Task description = List every line in this data where the string "Think" occurs.

Stored dataset items:

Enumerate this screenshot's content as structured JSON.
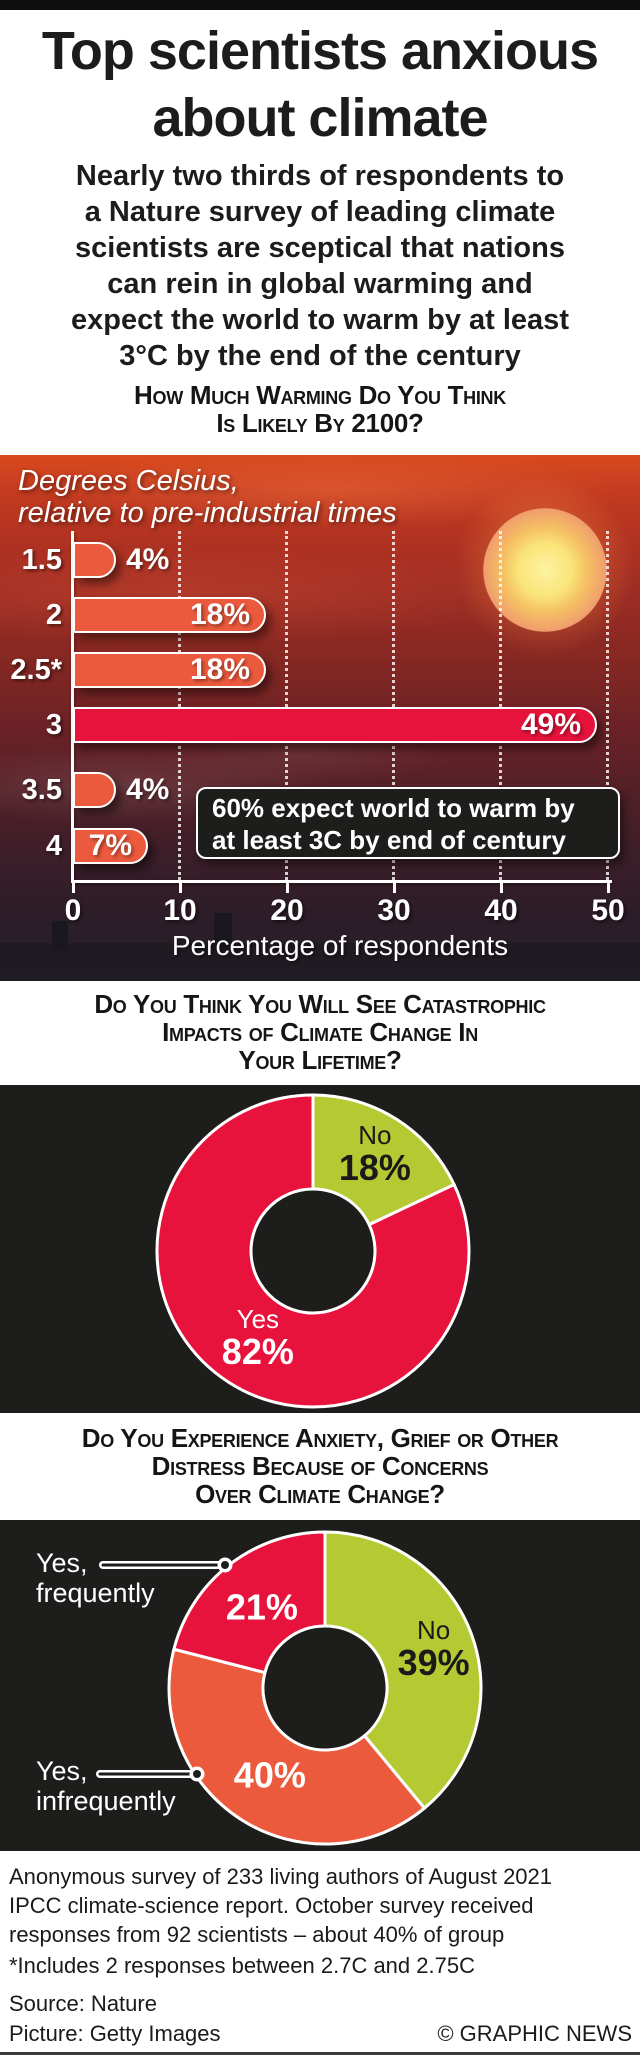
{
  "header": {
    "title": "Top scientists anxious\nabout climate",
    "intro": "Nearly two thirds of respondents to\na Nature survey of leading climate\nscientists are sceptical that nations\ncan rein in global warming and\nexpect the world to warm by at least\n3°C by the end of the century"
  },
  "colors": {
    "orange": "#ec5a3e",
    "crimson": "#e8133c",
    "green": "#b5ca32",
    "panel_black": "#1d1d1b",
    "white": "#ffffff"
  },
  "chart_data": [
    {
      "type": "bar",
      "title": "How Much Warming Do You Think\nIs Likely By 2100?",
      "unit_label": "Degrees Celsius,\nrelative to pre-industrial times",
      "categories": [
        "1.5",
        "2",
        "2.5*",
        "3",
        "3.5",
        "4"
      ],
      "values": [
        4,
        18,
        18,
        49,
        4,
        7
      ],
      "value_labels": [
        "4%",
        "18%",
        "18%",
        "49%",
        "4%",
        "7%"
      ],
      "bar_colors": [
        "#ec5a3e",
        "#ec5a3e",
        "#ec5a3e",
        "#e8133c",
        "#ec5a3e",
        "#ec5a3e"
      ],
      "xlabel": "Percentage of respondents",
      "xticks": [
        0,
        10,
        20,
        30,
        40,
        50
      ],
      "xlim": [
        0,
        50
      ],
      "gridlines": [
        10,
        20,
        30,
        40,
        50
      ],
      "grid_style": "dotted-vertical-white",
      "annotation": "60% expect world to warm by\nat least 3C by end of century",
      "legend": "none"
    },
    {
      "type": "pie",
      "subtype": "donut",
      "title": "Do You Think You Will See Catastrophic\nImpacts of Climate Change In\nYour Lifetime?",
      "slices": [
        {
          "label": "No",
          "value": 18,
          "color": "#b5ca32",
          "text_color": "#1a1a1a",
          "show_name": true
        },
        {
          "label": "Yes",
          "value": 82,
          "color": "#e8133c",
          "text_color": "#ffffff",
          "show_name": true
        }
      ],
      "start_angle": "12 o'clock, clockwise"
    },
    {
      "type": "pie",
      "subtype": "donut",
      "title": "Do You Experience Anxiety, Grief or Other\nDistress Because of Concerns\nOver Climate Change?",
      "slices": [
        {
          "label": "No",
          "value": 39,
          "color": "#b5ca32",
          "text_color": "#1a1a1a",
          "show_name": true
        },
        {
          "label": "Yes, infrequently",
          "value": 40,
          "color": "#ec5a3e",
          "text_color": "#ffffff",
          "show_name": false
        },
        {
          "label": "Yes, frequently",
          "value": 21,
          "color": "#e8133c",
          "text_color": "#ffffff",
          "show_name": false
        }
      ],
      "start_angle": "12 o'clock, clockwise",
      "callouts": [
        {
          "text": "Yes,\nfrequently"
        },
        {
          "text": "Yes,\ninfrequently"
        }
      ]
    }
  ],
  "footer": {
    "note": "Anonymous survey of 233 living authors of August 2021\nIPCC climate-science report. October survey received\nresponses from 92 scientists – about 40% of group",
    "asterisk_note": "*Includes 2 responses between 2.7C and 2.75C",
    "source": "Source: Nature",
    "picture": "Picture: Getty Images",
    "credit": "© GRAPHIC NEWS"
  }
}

The output =
      "title": "How Much Warming Do You Think\nIs Likely By 2100?",
      "title": "Do You Think You Will See Catastrophic\nImpacts of Climate Change In\nYour Lifetime?",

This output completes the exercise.